- DIRECTION
For the copy, please give all of the data again exactly and leave the pictures out.

Figure record extracts
______
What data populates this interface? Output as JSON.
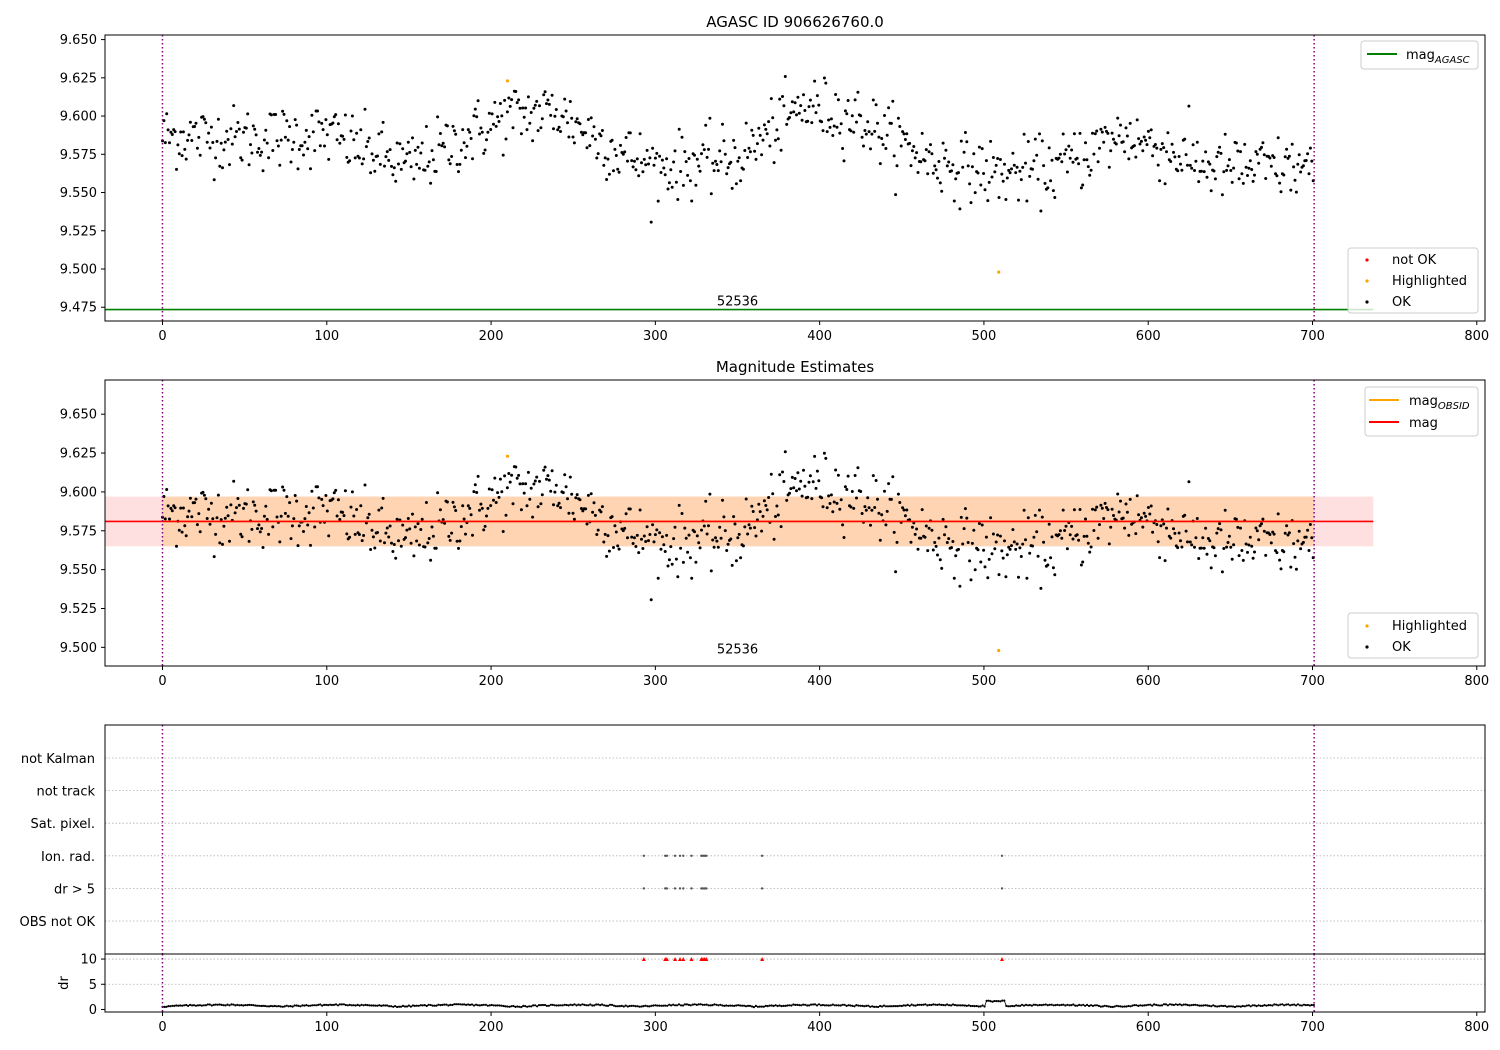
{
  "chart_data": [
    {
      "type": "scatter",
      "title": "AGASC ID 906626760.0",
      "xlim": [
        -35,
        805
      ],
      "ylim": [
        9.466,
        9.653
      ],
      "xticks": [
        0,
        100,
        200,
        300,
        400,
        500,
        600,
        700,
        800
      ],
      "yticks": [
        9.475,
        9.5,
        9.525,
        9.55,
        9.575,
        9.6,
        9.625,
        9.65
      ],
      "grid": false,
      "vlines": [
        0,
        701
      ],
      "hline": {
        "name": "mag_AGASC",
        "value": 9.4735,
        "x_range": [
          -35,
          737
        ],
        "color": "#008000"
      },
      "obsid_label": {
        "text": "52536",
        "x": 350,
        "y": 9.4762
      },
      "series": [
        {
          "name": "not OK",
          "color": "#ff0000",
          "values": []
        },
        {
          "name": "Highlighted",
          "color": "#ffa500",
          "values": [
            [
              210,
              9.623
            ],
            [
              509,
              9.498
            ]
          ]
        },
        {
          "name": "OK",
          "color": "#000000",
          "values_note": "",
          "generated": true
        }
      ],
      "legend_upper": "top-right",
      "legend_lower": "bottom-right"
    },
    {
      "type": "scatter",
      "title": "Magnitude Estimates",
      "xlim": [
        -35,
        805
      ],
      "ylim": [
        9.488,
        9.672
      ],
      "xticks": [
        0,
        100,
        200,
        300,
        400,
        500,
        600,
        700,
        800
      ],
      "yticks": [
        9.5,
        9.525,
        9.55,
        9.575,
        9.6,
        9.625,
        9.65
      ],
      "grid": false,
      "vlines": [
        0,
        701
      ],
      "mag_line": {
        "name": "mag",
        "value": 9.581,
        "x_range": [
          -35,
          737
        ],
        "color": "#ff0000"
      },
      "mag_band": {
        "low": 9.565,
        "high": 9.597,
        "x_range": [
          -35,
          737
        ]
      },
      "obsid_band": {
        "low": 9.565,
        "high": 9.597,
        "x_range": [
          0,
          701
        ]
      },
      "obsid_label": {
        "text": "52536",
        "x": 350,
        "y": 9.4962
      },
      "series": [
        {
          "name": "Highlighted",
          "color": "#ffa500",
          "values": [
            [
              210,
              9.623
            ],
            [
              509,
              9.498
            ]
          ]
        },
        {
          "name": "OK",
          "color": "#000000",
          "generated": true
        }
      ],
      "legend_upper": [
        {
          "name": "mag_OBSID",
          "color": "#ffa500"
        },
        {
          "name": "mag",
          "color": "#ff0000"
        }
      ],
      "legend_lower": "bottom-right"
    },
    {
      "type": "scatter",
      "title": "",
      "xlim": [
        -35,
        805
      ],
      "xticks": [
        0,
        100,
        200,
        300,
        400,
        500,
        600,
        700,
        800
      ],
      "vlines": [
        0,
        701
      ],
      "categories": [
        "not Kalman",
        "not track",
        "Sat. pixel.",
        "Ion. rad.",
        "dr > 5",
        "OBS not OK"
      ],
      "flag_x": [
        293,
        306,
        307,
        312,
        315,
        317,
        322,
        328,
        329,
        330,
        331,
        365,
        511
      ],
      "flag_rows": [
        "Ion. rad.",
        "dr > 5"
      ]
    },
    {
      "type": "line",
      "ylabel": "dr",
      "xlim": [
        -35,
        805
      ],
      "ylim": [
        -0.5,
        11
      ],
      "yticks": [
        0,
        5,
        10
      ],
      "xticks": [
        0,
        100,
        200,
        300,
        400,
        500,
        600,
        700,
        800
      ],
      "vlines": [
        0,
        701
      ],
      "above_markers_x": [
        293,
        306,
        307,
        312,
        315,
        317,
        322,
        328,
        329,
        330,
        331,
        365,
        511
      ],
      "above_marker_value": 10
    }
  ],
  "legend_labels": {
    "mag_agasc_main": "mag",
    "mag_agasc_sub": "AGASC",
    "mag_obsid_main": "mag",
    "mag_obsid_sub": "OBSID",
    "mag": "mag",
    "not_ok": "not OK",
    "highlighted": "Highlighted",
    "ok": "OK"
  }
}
______
- RESPONSE TO THE TASK
What data populates this interface? Output as JSON.
{
  "chart_data": [
    {
      "type": "scatter",
      "title": "AGASC ID 906626760.0",
      "xlim": [
        -35,
        805
      ],
      "ylim": [
        9.466,
        9.653
      ],
      "xticks": [
        0,
        100,
        200,
        300,
        400,
        500,
        600,
        700,
        800
      ],
      "yticks": [
        9.475,
        9.5,
        9.525,
        9.55,
        9.575,
        9.6,
        9.625,
        9.65
      ],
      "grid": false,
      "vlines": [
        0,
        701
      ],
      "hline": {
        "name": "mag_AGASC",
        "value": 9.4735,
        "x_range": [
          -35,
          737
        ],
        "color": "#008000"
      },
      "obsid_label": {
        "text": "52536",
        "x": 350,
        "y": 9.4762
      },
      "series": [
        {
          "name": "not OK",
          "color": "#ff0000",
          "values": []
        },
        {
          "name": "Highlighted",
          "color": "#ffa500",
          "values": [
            [
              210,
              9.623
            ],
            [
              509,
              9.498
            ]
          ]
        },
        {
          "name": "OK",
          "color": "#000000",
          "values_note": "",
          "generated": true
        }
      ],
      "legend_upper": "top-right",
      "legend_lower": "bottom-right"
    },
    {
      "type": "scatter",
      "title": "Magnitude Estimates",
      "xlim": [
        -35,
        805
      ],
      "ylim": [
        9.488,
        9.672
      ],
      "xticks": [
        0,
        100,
        200,
        300,
        400,
        500,
        600,
        700,
        800
      ],
      "yticks": [
        9.5,
        9.525,
        9.55,
        9.575,
        9.6,
        9.625,
        9.65
      ],
      "grid": false,
      "vlines": [
        0,
        701
      ],
      "mag_line": {
        "name": "mag",
        "value": 9.581,
        "x_range": [
          -35,
          737
        ],
        "color": "#ff0000"
      },
      "mag_band": {
        "low": 9.565,
        "high": 9.597,
        "x_range": [
          -35,
          737
        ]
      },
      "obsid_band": {
        "low": 9.565,
        "high": 9.597,
        "x_range": [
          0,
          701
        ]
      },
      "obsid_label": {
        "text": "52536",
        "x": 350,
        "y": 9.4962
      },
      "series": [
        {
          "name": "Highlighted",
          "color": "#ffa500",
          "values": [
            [
              210,
              9.623
            ],
            [
              509,
              9.498
            ]
          ]
        },
        {
          "name": "OK",
          "color": "#000000",
          "generated": true
        }
      ],
      "legend_upper": [
        {
          "name": "mag_OBSID",
          "color": "#ffa500"
        },
        {
          "name": "mag",
          "color": "#ff0000"
        }
      ],
      "legend_lower": "bottom-right"
    },
    {
      "type": "scatter",
      "title": "",
      "xlim": [
        -35,
        805
      ],
      "xticks": [
        0,
        100,
        200,
        300,
        400,
        500,
        600,
        700,
        800
      ],
      "vlines": [
        0,
        701
      ],
      "categories": [
        "not Kalman",
        "not track",
        "Sat. pixel.",
        "Ion. rad.",
        "dr > 5",
        "OBS not OK"
      ],
      "flag_x": [
        293,
        306,
        307,
        312,
        315,
        317,
        322,
        328,
        329,
        330,
        331,
        365,
        511
      ],
      "flag_rows": [
        "Ion. rad.",
        "dr > 5"
      ]
    },
    {
      "type": "line",
      "ylabel": "dr",
      "xlim": [
        -35,
        805
      ],
      "ylim": [
        -0.5,
        11
      ],
      "yticks": [
        0,
        5,
        10
      ],
      "xticks": [
        0,
        100,
        200,
        300,
        400,
        500,
        600,
        700,
        800
      ],
      "vlines": [
        0,
        701
      ],
      "above_markers_x": [
        293,
        306,
        307,
        312,
        315,
        317,
        322,
        328,
        329,
        330,
        331,
        365,
        511
      ],
      "above_marker_value": 10
    }
  ],
  "legend_labels": {
    "mag_agasc_main": "mag",
    "mag_agasc_sub": "AGASC",
    "mag_obsid_main": "mag",
    "mag_obsid_sub": "OBSID",
    "mag": "mag",
    "not_ok": "not OK",
    "highlighted": "Highlighted",
    "ok": "OK"
  }
}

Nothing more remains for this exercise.